#### Instruction:
Reproduce all of the records exactly.

#### Supplied material:
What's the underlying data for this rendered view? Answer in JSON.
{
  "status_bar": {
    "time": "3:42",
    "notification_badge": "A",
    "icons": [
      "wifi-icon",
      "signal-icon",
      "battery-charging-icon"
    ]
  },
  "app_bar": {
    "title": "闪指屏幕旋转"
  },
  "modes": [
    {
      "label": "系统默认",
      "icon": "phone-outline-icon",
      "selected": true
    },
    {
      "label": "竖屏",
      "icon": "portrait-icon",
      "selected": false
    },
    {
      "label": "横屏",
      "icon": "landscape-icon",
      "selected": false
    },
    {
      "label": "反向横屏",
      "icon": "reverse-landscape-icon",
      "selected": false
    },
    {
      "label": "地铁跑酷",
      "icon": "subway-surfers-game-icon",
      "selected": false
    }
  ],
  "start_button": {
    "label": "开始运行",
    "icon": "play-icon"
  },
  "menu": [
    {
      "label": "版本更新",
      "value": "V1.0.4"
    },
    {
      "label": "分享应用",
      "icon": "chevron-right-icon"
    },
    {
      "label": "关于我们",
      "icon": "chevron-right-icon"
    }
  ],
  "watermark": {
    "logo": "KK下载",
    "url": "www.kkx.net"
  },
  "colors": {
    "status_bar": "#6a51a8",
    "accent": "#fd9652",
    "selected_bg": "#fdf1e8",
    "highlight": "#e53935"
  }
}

#### Complete response:
What's the underlying data for this rendered view? Answer in JSON.
{
  "status_bar": {
    "time": "3:42",
    "notification_badge": "A",
    "icons": [
      "wifi-icon",
      "signal-icon",
      "battery-charging-icon"
    ]
  },
  "app_bar": {
    "title": "闪指屏幕旋转"
  },
  "modes": [
    {
      "label": "系统默认",
      "icon": "phone-outline-icon",
      "selected": true
    },
    {
      "label": "竖屏",
      "icon": "portrait-icon",
      "selected": false
    },
    {
      "label": "横屏",
      "icon": "landscape-icon",
      "selected": false
    },
    {
      "label": "反向横屏",
      "icon": "reverse-landscape-icon",
      "selected": false
    },
    {
      "label": "地铁跑酷",
      "icon": "subway-surfers-game-icon",
      "selected": false
    }
  ],
  "start_button": {
    "label": "开始运行",
    "icon": "play-icon"
  },
  "menu": [
    {
      "label": "版本更新",
      "value": "V1.0.4"
    },
    {
      "label": "分享应用",
      "icon": "chevron-right-icon"
    },
    {
      "label": "关于我们",
      "icon": "chevron-right-icon"
    }
  ],
  "watermark": {
    "logo": "KK下载",
    "url": "www.kkx.net"
  },
  "colors": {
    "status_bar": "#6a51a8",
    "accent": "#fd9652",
    "selected_bg": "#fdf1e8",
    "highlight": "#e53935"
  }
}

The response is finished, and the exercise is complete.